# START OF DATASET EXCERPTS
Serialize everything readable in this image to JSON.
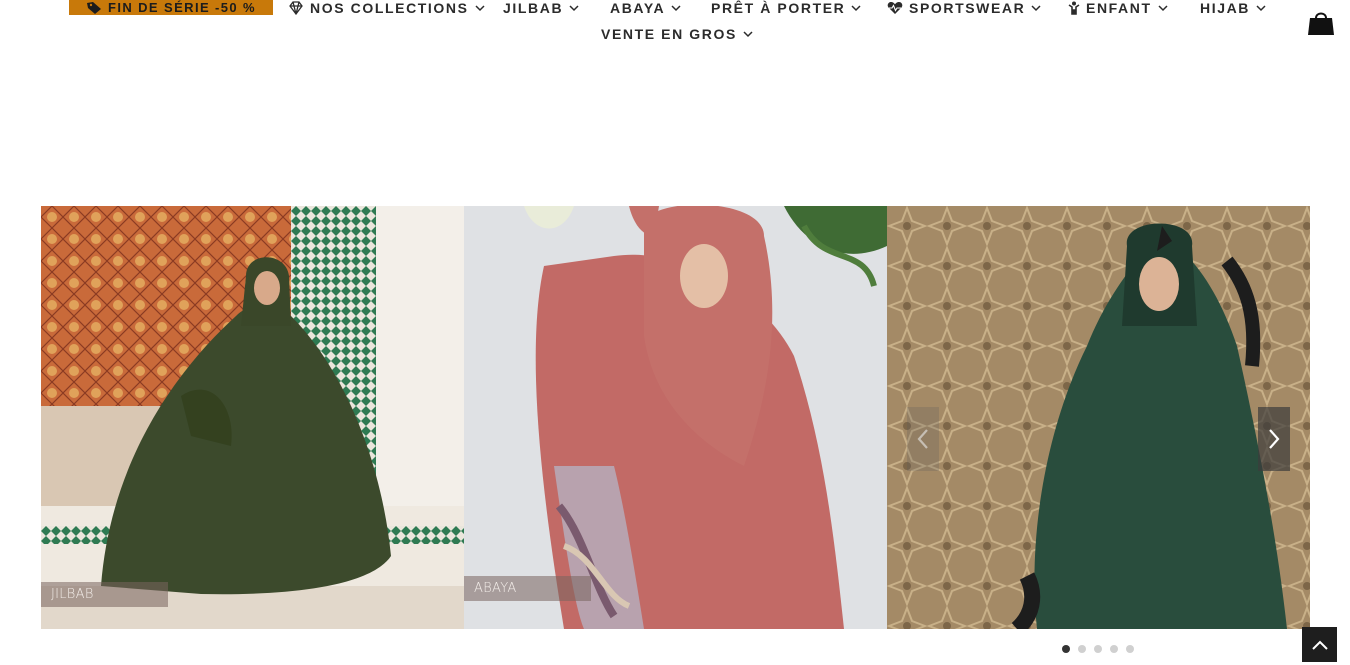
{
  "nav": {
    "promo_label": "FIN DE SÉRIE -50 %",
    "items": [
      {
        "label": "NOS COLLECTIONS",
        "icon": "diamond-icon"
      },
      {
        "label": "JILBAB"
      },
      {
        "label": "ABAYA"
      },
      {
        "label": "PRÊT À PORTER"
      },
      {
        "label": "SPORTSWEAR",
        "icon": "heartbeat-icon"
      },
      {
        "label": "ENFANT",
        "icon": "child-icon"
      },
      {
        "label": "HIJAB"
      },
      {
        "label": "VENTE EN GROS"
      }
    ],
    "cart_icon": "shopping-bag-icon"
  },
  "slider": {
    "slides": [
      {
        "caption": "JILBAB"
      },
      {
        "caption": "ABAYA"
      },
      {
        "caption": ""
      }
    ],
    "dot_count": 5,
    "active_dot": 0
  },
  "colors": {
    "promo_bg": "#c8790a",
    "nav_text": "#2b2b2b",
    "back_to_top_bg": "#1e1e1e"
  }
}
# END OF DATASET EXCERPTS
# START OF DATASET EXCERPTS
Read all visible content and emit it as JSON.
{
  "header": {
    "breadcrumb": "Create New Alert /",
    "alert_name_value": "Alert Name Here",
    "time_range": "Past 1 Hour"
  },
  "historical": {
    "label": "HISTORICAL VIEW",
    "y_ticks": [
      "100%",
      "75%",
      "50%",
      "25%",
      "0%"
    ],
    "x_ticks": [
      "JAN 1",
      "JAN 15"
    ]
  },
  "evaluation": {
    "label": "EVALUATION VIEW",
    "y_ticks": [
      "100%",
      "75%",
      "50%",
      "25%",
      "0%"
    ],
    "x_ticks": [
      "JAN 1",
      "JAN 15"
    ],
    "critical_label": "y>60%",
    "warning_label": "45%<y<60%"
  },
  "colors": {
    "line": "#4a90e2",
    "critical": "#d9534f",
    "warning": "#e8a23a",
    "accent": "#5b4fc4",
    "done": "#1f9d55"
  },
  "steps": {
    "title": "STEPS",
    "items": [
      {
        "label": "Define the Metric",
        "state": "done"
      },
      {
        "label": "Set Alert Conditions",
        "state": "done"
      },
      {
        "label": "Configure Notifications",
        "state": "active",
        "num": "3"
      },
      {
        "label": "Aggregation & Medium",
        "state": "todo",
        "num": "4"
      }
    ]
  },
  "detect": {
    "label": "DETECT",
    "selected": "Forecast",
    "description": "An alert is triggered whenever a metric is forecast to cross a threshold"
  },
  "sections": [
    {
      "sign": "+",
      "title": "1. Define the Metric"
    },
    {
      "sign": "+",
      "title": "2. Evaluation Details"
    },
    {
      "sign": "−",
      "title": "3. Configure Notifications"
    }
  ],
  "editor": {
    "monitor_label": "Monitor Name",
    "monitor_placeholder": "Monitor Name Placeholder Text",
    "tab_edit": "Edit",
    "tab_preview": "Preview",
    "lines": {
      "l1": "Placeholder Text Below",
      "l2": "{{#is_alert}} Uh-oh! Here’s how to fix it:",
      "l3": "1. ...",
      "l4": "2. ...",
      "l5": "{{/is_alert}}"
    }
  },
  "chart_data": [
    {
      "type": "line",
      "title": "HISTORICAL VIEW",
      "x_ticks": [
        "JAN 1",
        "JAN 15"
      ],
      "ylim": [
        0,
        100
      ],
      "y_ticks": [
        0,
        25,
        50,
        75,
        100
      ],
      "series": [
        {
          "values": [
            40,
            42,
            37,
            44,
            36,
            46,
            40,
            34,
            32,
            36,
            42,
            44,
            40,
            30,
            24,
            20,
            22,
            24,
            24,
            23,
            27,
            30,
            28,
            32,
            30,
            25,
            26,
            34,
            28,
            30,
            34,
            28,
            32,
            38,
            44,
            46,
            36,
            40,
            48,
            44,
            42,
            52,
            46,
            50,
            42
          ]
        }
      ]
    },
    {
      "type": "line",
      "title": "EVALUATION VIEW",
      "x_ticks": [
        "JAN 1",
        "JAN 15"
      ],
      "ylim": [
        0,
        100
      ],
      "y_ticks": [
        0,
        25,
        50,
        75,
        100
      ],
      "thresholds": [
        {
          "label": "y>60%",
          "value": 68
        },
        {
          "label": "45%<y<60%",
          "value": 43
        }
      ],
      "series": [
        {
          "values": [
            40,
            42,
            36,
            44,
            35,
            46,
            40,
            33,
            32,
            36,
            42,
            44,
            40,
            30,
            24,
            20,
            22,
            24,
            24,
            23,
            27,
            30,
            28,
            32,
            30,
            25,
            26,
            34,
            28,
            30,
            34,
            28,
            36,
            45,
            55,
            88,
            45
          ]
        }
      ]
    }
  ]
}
# END OF DATASET EXCERPTS
Your answer should be a single number: the count of lines that contain "Configure".

2